**Directions**:
Word for word, restate every line of the listing that follows.

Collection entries
☆ ☆ ☆
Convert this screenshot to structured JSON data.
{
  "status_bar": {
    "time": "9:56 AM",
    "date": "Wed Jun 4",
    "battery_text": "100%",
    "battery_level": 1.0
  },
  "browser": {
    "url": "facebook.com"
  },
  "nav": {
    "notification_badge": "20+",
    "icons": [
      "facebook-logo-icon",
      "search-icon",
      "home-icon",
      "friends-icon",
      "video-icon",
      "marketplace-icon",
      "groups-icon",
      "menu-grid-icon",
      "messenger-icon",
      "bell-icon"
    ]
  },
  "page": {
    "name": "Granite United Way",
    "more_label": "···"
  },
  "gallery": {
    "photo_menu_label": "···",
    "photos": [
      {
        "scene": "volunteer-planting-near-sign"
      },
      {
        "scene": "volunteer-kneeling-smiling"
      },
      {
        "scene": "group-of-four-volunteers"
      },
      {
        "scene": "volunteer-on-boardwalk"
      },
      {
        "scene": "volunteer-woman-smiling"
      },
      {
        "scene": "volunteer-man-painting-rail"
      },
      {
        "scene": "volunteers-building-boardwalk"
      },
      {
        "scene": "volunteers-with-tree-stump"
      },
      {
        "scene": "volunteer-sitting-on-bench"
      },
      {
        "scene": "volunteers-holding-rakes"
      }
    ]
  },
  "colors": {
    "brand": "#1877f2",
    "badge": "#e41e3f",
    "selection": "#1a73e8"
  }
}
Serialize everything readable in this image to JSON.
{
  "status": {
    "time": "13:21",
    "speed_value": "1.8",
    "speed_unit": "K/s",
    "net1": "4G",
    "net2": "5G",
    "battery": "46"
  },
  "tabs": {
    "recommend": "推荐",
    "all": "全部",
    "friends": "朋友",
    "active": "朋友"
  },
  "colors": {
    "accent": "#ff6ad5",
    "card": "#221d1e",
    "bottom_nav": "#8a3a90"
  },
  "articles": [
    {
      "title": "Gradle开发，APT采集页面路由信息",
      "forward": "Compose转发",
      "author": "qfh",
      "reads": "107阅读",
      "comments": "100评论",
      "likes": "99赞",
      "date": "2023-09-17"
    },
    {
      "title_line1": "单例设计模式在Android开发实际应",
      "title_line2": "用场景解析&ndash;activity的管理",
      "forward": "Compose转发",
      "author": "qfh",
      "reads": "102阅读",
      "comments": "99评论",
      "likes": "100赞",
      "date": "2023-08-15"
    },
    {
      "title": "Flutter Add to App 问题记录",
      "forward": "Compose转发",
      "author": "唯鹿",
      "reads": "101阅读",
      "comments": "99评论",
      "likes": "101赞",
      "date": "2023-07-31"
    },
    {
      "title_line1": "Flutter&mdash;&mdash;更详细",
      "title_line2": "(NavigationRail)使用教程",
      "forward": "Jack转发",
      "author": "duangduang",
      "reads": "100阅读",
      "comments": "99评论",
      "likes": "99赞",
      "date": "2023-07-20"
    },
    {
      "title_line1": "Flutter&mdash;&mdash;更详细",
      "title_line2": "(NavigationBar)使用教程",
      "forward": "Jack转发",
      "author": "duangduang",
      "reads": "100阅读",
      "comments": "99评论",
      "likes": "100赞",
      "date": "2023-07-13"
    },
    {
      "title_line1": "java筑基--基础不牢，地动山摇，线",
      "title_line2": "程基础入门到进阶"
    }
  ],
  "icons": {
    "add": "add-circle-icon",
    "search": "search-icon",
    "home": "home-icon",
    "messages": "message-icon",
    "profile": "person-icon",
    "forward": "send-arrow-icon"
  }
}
☆ ☆ ☆
**The response**:
Convert this screenshot to structured JSON data.
{
  "status_bar": {
    "time": "9:56 AM",
    "date": "Wed Jun 4",
    "battery_text": "100%",
    "battery_level": 1.0
  },
  "browser": {
    "url": "facebook.com"
  },
  "nav": {
    "notification_badge": "20+",
    "icons": [
      "facebook-logo-icon",
      "search-icon",
      "home-icon",
      "friends-icon",
      "video-icon",
      "marketplace-icon",
      "groups-icon",
      "menu-grid-icon",
      "messenger-icon",
      "bell-icon"
    ]
  },
  "page": {
    "name": "Granite United Way",
    "more_label": "···"
  },
  "gallery": {
    "photo_menu_label": "···",
    "photos": [
      {
        "scene": "volunteer-planting-near-sign"
      },
      {
        "scene": "volunteer-kneeling-smiling"
      },
      {
        "scene": "group-of-four-volunteers"
      },
      {
        "scene": "volunteer-on-boardwalk"
      },
      {
        "scene": "volunteer-woman-smiling"
      },
      {
        "scene": "volunteer-man-painting-rail"
      },
      {
        "scene": "volunteers-building-boardwalk"
      },
      {
        "scene": "volunteers-with-tree-stump"
      },
      {
        "scene": "volunteer-sitting-on-bench"
      },
      {
        "scene": "volunteers-holding-rakes"
      }
    ]
  },
  "colors": {
    "brand": "#1877f2",
    "badge": "#e41e3f",
    "selection": "#1a73e8"
  }
}
Serialize everything readable in this image to JSON.
{
  "status": {
    "time": "13:21",
    "speed_value": "1.8",
    "speed_unit": "K/s",
    "net1": "4G",
    "net2": "5G",
    "battery": "46"
  },
  "tabs": {
    "recommend": "推荐",
    "all": "全部",
    "friends": "朋友",
    "active": "朋友"
  },
  "colors": {
    "accent": "#ff6ad5",
    "card": "#221d1e",
    "bottom_nav": "#8a3a90"
  },
  "articles": [
    {
      "title": "Gradle开发，APT采集页面路由信息",
      "forward": "Compose转发",
      "author": "qfh",
      "reads": "107阅读",
      "comments": "100评论",
      "likes": "99赞",
      "date": "2023-09-17"
    },
    {
      "title_line1": "单例设计模式在Android开发实际应",
      "title_line2": "用场景解析&ndash;activity的管理",
      "forward": "Compose转发",
      "author": "qfh",
      "reads": "102阅读",
      "comments": "99评论",
      "likes": "100赞",
      "date": "2023-08-15"
    },
    {
      "title": "Flutter Add to App 问题记录",
      "forward": "Compose转发",
      "author": "唯鹿",
      "reads": "101阅读",
      "comments": "99评论",
      "likes": "101赞",
      "date": "2023-07-31"
    },
    {
      "title_line1": "Flutter&mdash;&mdash;更详细",
      "title_line2": "(NavigationRail)使用教程",
      "forward": "Jack转发",
      "author": "duangduang",
      "reads": "100阅读",
      "comments": "99评论",
      "likes": "99赞",
      "date": "2023-07-20"
    },
    {
      "title_line1": "Flutter&mdash;&mdash;更详细",
      "title_line2": "(NavigationBar)使用教程",
      "forward": "Jack转发",
      "author": "duangduang",
      "reads": "100阅读",
      "comments": "99评论",
      "likes": "100赞",
      "date": "2023-07-13"
    },
    {
      "title_line1": "java筑基--基础不牢，地动山摇，线",
      "title_line2": "程基础入门到进阶"
    }
  ],
  "icons": {
    "add": "add-circle-icon",
    "search": "search-icon",
    "home": "home-icon",
    "messages": "message-icon",
    "profile": "person-icon",
    "forward": "send-arrow-icon"
  }
}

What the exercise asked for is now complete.